Цель задания >> Перепишите эти строки, заменив «colorbar-exponent» на «colorbar-power», а всё остальное оставьте без изменений.

..........

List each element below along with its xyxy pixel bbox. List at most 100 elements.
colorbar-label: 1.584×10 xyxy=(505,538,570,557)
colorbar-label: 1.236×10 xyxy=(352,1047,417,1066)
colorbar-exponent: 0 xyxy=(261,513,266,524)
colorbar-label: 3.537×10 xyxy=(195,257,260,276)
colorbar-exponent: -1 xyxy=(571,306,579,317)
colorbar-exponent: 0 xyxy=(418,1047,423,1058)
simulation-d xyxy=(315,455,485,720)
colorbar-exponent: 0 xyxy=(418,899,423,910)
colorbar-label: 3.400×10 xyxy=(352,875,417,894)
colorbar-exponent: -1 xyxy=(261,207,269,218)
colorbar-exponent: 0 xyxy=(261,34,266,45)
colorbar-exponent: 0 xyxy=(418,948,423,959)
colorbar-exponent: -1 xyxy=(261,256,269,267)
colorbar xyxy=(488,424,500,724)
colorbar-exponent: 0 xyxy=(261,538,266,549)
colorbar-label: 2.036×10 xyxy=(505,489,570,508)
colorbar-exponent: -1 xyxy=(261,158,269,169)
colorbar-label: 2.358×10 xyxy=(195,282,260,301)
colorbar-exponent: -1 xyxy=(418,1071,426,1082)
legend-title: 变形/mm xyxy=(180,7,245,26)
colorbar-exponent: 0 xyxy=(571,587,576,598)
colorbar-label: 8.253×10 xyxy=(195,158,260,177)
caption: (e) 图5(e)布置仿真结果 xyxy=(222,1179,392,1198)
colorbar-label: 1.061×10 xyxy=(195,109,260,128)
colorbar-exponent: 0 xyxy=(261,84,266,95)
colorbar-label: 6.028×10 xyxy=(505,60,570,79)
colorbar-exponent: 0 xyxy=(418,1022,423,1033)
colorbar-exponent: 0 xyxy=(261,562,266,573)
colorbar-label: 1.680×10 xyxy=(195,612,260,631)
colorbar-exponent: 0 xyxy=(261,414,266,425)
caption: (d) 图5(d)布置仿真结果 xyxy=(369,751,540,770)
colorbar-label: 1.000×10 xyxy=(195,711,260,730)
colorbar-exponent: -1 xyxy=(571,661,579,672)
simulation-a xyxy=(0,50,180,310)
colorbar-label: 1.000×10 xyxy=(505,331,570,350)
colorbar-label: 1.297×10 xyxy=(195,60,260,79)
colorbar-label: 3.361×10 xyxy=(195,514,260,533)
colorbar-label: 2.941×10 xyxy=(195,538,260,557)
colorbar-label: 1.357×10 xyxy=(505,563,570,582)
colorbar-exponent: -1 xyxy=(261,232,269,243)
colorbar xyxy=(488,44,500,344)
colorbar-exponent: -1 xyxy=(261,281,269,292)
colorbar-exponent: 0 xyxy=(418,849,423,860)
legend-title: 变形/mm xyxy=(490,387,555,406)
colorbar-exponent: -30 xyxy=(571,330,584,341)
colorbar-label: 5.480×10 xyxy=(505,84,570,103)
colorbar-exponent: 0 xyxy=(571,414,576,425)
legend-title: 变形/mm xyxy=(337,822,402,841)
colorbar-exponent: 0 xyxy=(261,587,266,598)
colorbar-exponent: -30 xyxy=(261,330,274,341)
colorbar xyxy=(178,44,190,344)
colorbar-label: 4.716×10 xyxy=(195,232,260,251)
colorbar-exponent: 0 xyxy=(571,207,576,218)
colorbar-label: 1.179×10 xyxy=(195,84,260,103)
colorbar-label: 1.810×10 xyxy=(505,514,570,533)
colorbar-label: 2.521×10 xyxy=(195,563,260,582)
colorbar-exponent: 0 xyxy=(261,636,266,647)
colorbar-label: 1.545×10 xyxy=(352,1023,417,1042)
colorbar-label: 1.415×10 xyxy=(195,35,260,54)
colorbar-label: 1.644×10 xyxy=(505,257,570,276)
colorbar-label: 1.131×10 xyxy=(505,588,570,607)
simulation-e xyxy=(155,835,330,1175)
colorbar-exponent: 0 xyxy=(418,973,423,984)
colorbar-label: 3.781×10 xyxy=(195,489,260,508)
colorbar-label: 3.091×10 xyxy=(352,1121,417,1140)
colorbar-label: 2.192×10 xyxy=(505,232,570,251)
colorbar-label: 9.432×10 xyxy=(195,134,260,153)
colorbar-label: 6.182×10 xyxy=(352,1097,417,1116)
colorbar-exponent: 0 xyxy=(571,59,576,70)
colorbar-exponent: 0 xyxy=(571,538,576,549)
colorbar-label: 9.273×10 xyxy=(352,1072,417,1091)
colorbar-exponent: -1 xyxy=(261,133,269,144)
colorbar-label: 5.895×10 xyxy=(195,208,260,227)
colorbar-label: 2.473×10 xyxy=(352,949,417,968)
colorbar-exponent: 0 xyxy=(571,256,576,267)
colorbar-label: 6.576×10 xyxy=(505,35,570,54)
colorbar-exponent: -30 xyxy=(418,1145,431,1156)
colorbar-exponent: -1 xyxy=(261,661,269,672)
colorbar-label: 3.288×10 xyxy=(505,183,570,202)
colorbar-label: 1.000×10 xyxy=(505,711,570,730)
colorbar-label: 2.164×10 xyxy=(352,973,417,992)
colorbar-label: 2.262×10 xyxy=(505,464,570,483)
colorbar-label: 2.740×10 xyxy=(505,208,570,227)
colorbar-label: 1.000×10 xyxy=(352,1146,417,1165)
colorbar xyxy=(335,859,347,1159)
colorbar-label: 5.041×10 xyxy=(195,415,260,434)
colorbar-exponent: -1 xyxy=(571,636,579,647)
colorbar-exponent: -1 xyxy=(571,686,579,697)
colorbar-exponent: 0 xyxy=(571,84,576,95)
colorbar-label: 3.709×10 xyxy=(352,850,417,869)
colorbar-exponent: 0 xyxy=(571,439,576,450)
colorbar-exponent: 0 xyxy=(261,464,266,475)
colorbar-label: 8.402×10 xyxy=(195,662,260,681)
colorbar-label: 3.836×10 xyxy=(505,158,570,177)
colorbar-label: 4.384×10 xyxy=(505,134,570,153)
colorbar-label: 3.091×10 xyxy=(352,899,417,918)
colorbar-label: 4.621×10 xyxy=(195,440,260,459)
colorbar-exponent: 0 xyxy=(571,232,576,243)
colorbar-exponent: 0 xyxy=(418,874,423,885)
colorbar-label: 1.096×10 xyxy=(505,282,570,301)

..........

Результат упражнения >>
List each element below along with its xyxy pixel bbox. List at most 100 elements.
colorbar-label: 1.584×10 xyxy=(505,538,570,557)
colorbar-label: 1.236×10 xyxy=(352,1047,417,1066)
colorbar-power: 0 xyxy=(261,513,266,524)
colorbar-label: 3.537×10 xyxy=(195,257,260,276)
colorbar-power: -1 xyxy=(571,306,579,317)
colorbar-power: 0 xyxy=(418,1047,423,1058)
simulation-d xyxy=(315,455,485,720)
colorbar-power: 0 xyxy=(418,899,423,910)
colorbar-label: 3.400×10 xyxy=(352,875,417,894)
colorbar-power: -1 xyxy=(261,207,269,218)
colorbar-power: 0 xyxy=(261,34,266,45)
colorbar-power: 0 xyxy=(418,948,423,959)
colorbar-power: -1 xyxy=(261,256,269,267)
colorbar xyxy=(488,424,500,724)
colorbar-power: 0 xyxy=(261,538,266,549)
colorbar-label: 2.036×10 xyxy=(505,489,570,508)
colorbar-power: -1 xyxy=(261,158,269,169)
colorbar-label: 2.358×10 xyxy=(195,282,260,301)
colorbar-power: -1 xyxy=(418,1071,426,1082)
legend-title: 变形/mm xyxy=(180,7,245,26)
colorbar-power: 0 xyxy=(571,587,576,598)
colorbar-label: 8.253×10 xyxy=(195,158,260,177)
caption: (e) 图5(e)布置仿真结果 xyxy=(222,1179,392,1198)
colorbar-label: 1.061×10 xyxy=(195,109,260,128)
colorbar-power: 0 xyxy=(261,84,266,95)
colorbar-label: 6.028×10 xyxy=(505,60,570,79)
colorbar-power: 0 xyxy=(418,1022,423,1033)
colorbar-power: 0 xyxy=(261,562,266,573)
colorbar-label: 1.680×10 xyxy=(195,612,260,631)
colorbar-power: 0 xyxy=(261,414,266,425)
caption: (d) 图5(d)布置仿真结果 xyxy=(369,751,540,770)
colorbar-label: 1.000×10 xyxy=(195,711,260,730)
colorbar-power: -1 xyxy=(571,661,579,672)
simulation-a xyxy=(0,50,180,310)
colorbar-label: 1.000×10 xyxy=(505,331,570,350)
colorbar-label: 1.297×10 xyxy=(195,60,260,79)
colorbar-label: 3.361×10 xyxy=(195,514,260,533)
colorbar-label: 2.941×10 xyxy=(195,538,260,557)
colorbar-label: 1.357×10 xyxy=(505,563,570,582)
colorbar-power: -1 xyxy=(261,232,269,243)
colorbar xyxy=(488,44,500,344)
colorbar-power: -1 xyxy=(261,281,269,292)
colorbar-power: 0 xyxy=(418,849,423,860)
legend-title: 变形/mm xyxy=(490,387,555,406)
colorbar-power: -30 xyxy=(571,330,584,341)
colorbar-label: 5.480×10 xyxy=(505,84,570,103)
colorbar-power: 0 xyxy=(571,414,576,425)
legend-title: 变形/mm xyxy=(337,822,402,841)
colorbar-power: 0 xyxy=(261,587,266,598)
colorbar-power: -30 xyxy=(261,330,274,341)
colorbar xyxy=(178,44,190,344)
colorbar-label: 4.716×10 xyxy=(195,232,260,251)
colorbar-power: 0 xyxy=(571,207,576,218)
colorbar-label: 1.179×10 xyxy=(195,84,260,103)
colorbar-label: 1.810×10 xyxy=(505,514,570,533)
colorbar-label: 2.521×10 xyxy=(195,563,260,582)
colorbar-power: 0 xyxy=(261,636,266,647)
colorbar-label: 1.545×10 xyxy=(352,1023,417,1042)
colorbar-label: 1.415×10 xyxy=(195,35,260,54)
colorbar-label: 1.644×10 xyxy=(505,257,570,276)
colorbar-label: 1.131×10 xyxy=(505,588,570,607)
simulation-e xyxy=(155,835,330,1175)
colorbar-power: 0 xyxy=(418,973,423,984)
colorbar-label: 3.781×10 xyxy=(195,489,260,508)
colorbar-label: 3.091×10 xyxy=(352,1121,417,1140)
colorbar-label: 2.192×10 xyxy=(505,232,570,251)
colorbar-label: 9.432×10 xyxy=(195,134,260,153)
colorbar-label: 6.182×10 xyxy=(352,1097,417,1116)
colorbar-power: 0 xyxy=(571,59,576,70)
colorbar-power: 0 xyxy=(571,538,576,549)
colorbar-label: 9.273×10 xyxy=(352,1072,417,1091)
colorbar-power: -1 xyxy=(261,133,269,144)
colorbar-label: 5.895×10 xyxy=(195,208,260,227)
colorbar-label: 2.473×10 xyxy=(352,949,417,968)
colorbar-power: 0 xyxy=(571,256,576,267)
colorbar-label: 6.576×10 xyxy=(505,35,570,54)
colorbar-power: -30 xyxy=(418,1145,431,1156)
colorbar-power: -1 xyxy=(261,661,269,672)
colorbar-label: 3.288×10 xyxy=(505,183,570,202)
colorbar-label: 1.000×10 xyxy=(505,711,570,730)
colorbar-label: 2.164×10 xyxy=(352,973,417,992)
colorbar-label: 2.262×10 xyxy=(505,464,570,483)
colorbar-label: 2.740×10 xyxy=(505,208,570,227)
colorbar-label: 1.000×10 xyxy=(352,1146,417,1165)
colorbar xyxy=(335,859,347,1159)
colorbar-label: 5.041×10 xyxy=(195,415,260,434)
colorbar-power: -1 xyxy=(571,636,579,647)
colorbar-power: -1 xyxy=(571,686,579,697)
colorbar-power: 0 xyxy=(571,84,576,95)
colorbar-label: 3.709×10 xyxy=(352,850,417,869)
colorbar-power: 0 xyxy=(571,439,576,450)
colorbar-power: 0 xyxy=(261,464,266,475)
colorbar-label: 8.402×10 xyxy=(195,662,260,681)
colorbar-label: 3.836×10 xyxy=(505,158,570,177)
colorbar-label: 4.384×10 xyxy=(505,134,570,153)
colorbar-label: 3.091×10 xyxy=(352,899,417,918)
colorbar-label: 4.621×10 xyxy=(195,440,260,459)
colorbar-power: 0 xyxy=(571,232,576,243)
colorbar-power: 0 xyxy=(418,874,423,885)
colorbar-label: 1.096×10 xyxy=(505,282,570,301)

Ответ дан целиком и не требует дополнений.